YOUR GOAL - Locate each line in the records containing "accent". Copy it.

[start of GIVEN INFORMATION]

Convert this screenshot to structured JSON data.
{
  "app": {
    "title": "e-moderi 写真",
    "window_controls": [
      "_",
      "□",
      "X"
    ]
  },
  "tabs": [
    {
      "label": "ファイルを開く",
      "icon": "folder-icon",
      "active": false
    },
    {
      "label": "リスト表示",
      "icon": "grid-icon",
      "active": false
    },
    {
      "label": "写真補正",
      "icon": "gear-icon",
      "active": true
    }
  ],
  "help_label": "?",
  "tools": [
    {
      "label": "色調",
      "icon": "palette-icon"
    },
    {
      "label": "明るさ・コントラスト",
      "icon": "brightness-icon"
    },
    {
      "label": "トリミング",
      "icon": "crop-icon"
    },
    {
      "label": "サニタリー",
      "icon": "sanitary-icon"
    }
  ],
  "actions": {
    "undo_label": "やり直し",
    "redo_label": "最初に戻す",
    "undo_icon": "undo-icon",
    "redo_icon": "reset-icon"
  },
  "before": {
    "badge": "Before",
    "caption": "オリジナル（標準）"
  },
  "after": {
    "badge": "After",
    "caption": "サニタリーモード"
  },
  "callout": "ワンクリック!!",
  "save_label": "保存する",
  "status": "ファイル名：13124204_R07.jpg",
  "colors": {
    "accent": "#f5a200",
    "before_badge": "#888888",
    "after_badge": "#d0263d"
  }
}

[end of GIVEN INFORMATION]
[start of GIVEN INFORMATION]

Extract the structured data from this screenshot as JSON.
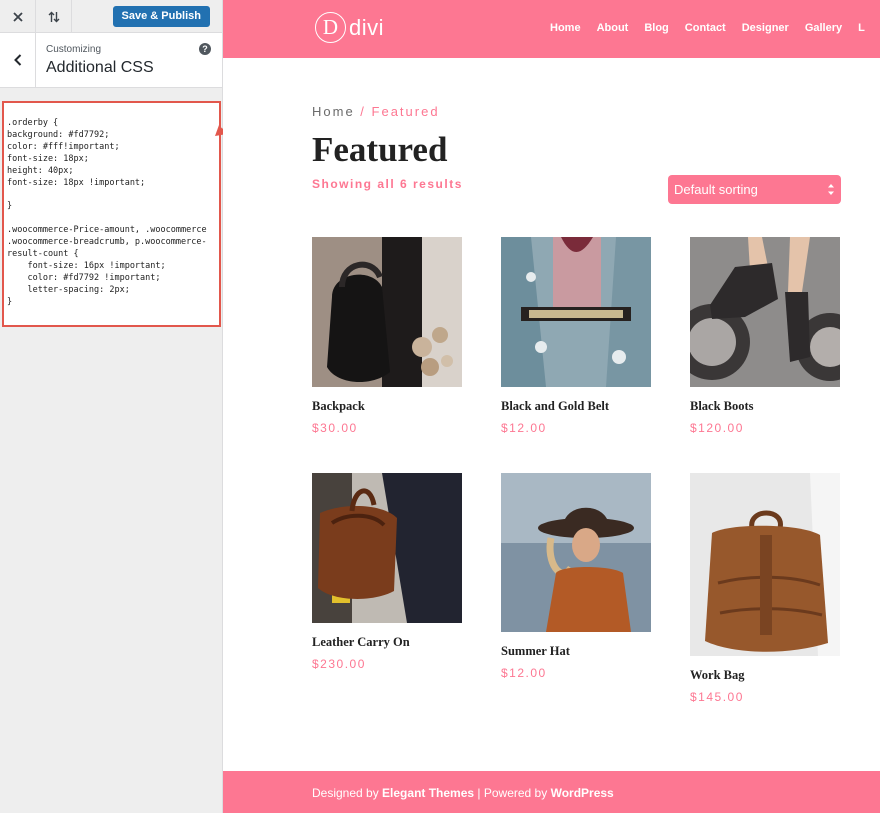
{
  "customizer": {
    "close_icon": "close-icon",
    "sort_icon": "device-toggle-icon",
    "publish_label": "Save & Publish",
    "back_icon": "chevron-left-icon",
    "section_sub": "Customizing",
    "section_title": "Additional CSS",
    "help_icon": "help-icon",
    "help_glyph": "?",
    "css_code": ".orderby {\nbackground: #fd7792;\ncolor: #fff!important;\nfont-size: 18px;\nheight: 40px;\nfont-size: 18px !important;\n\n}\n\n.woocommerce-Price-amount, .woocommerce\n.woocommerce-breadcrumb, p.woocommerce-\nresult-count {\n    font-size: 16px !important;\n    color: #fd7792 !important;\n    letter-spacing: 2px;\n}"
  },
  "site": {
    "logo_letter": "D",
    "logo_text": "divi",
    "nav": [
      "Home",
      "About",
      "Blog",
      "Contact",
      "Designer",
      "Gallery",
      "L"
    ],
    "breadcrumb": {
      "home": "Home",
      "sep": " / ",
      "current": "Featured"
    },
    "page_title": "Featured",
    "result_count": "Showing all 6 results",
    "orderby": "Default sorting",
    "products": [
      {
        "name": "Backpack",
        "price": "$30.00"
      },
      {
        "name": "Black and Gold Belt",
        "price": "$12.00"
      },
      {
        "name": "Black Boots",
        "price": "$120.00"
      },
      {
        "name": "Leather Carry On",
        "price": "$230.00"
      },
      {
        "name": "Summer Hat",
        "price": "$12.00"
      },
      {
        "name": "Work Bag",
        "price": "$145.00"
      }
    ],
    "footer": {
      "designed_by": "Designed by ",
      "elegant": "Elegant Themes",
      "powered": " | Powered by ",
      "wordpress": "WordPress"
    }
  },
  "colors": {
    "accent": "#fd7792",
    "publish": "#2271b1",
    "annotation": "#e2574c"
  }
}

[end of GIVEN INFORMATION]
[start of GIVEN INFORMATION]

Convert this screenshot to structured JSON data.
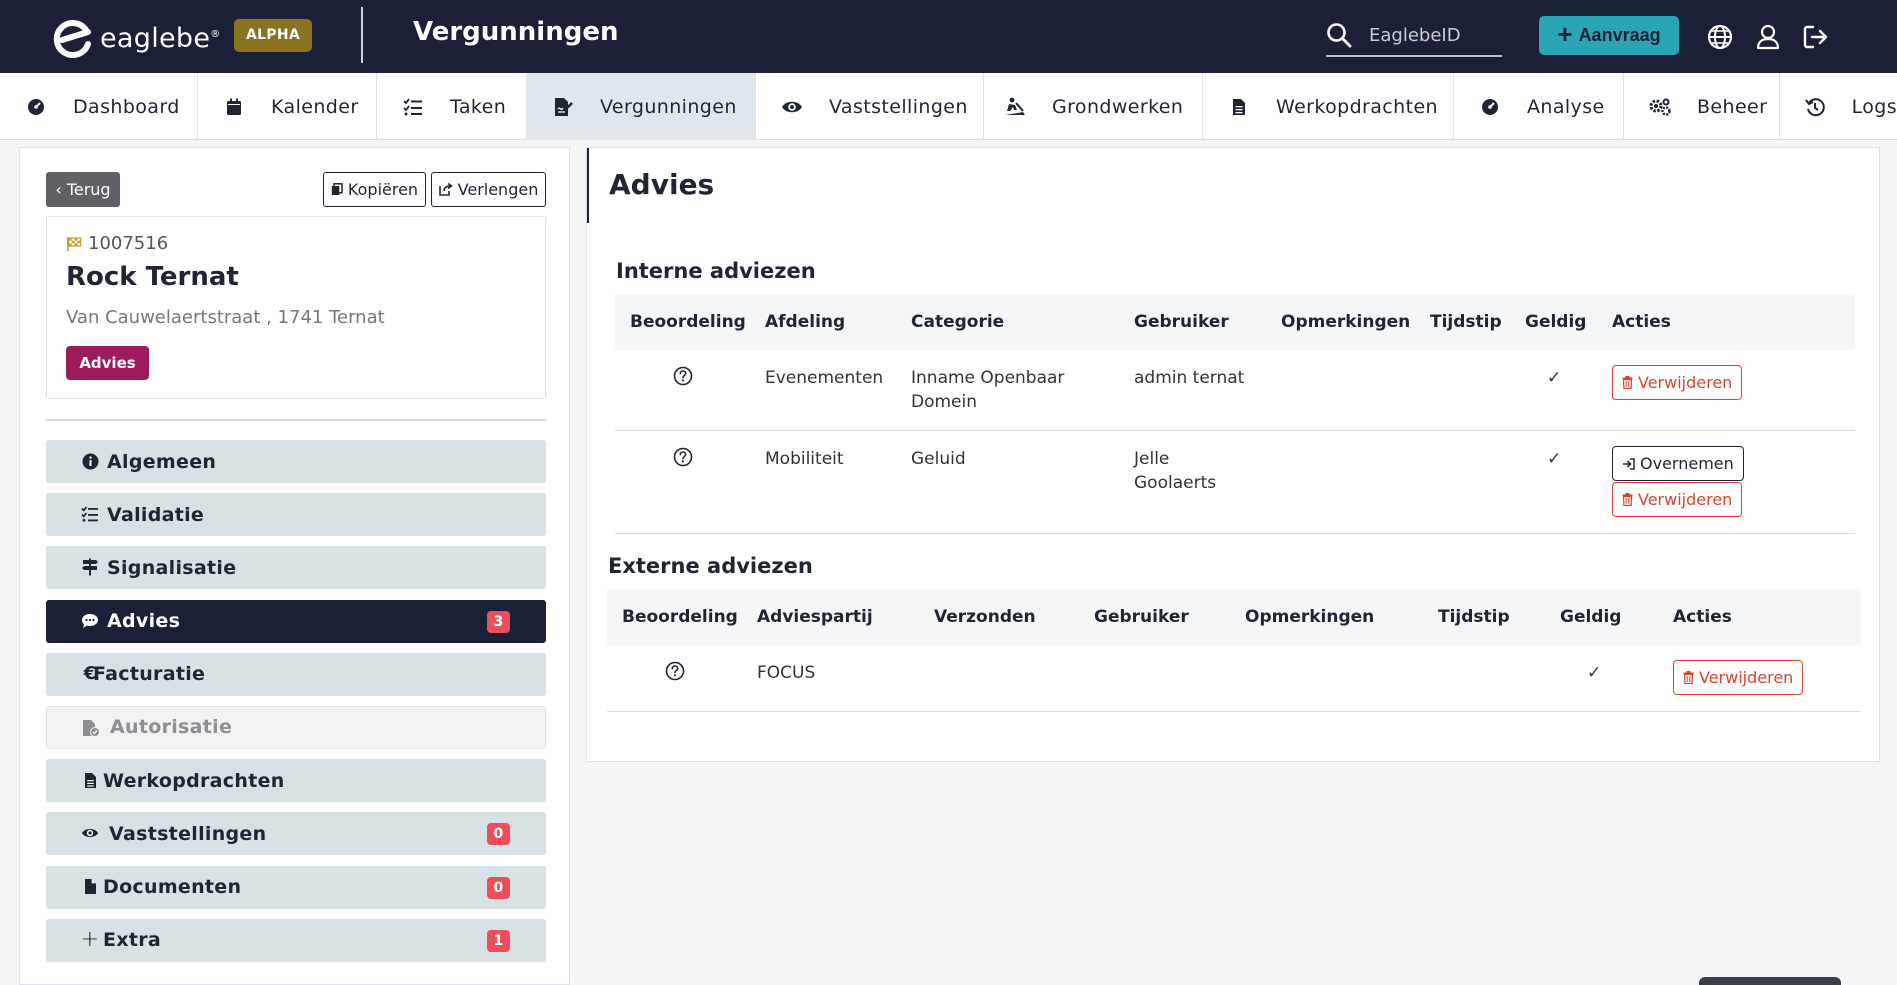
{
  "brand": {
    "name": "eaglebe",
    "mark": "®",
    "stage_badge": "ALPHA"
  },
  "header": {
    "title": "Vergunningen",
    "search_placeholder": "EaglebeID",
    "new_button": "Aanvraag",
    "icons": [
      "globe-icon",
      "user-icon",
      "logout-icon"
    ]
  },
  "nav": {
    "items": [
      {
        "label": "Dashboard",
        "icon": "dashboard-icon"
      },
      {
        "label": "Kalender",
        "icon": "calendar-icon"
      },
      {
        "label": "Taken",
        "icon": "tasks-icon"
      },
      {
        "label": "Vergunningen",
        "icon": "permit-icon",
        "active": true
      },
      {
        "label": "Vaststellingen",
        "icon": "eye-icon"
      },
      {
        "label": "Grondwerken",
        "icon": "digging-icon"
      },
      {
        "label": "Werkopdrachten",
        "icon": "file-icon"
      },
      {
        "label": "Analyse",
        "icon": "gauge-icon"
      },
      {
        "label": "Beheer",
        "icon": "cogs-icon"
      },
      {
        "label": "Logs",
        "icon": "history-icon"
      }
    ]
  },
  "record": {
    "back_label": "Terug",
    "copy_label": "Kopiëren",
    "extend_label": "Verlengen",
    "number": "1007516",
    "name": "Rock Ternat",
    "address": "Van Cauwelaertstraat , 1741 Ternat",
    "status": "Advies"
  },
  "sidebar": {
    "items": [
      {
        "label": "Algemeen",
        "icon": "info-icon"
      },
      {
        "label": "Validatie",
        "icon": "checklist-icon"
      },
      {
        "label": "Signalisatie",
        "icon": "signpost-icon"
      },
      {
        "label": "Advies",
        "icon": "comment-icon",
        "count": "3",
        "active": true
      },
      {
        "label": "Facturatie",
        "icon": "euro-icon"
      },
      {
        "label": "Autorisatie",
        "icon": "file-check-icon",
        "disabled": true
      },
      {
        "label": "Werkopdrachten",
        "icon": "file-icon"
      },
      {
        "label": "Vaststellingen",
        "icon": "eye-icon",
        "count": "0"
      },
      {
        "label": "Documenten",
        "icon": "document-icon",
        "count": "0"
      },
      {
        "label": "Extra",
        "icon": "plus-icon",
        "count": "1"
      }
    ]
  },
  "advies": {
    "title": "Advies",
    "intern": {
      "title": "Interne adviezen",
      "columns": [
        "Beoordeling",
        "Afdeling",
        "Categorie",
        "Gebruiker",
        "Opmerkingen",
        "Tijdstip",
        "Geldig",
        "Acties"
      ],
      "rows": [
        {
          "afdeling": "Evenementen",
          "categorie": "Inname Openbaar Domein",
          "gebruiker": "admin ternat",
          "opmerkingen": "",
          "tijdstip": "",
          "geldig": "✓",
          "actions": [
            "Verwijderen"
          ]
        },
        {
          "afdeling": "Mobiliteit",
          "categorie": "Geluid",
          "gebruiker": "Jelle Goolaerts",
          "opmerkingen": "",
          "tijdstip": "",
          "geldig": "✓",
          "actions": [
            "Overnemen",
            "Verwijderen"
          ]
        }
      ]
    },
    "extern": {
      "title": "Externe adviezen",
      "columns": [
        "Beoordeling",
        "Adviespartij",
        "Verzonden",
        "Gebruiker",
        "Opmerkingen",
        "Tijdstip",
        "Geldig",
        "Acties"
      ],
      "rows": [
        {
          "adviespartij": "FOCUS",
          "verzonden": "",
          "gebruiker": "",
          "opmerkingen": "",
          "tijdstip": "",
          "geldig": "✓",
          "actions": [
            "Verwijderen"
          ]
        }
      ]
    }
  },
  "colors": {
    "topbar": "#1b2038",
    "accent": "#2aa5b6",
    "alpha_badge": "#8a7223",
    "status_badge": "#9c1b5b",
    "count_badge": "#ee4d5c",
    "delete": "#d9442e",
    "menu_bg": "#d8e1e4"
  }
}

[end of GIVEN INFORMATION]

IN RESPONSE -
    "accent": "#f5a200",
    "accent": "#fd7792",
    "accent": "#2aa5b6",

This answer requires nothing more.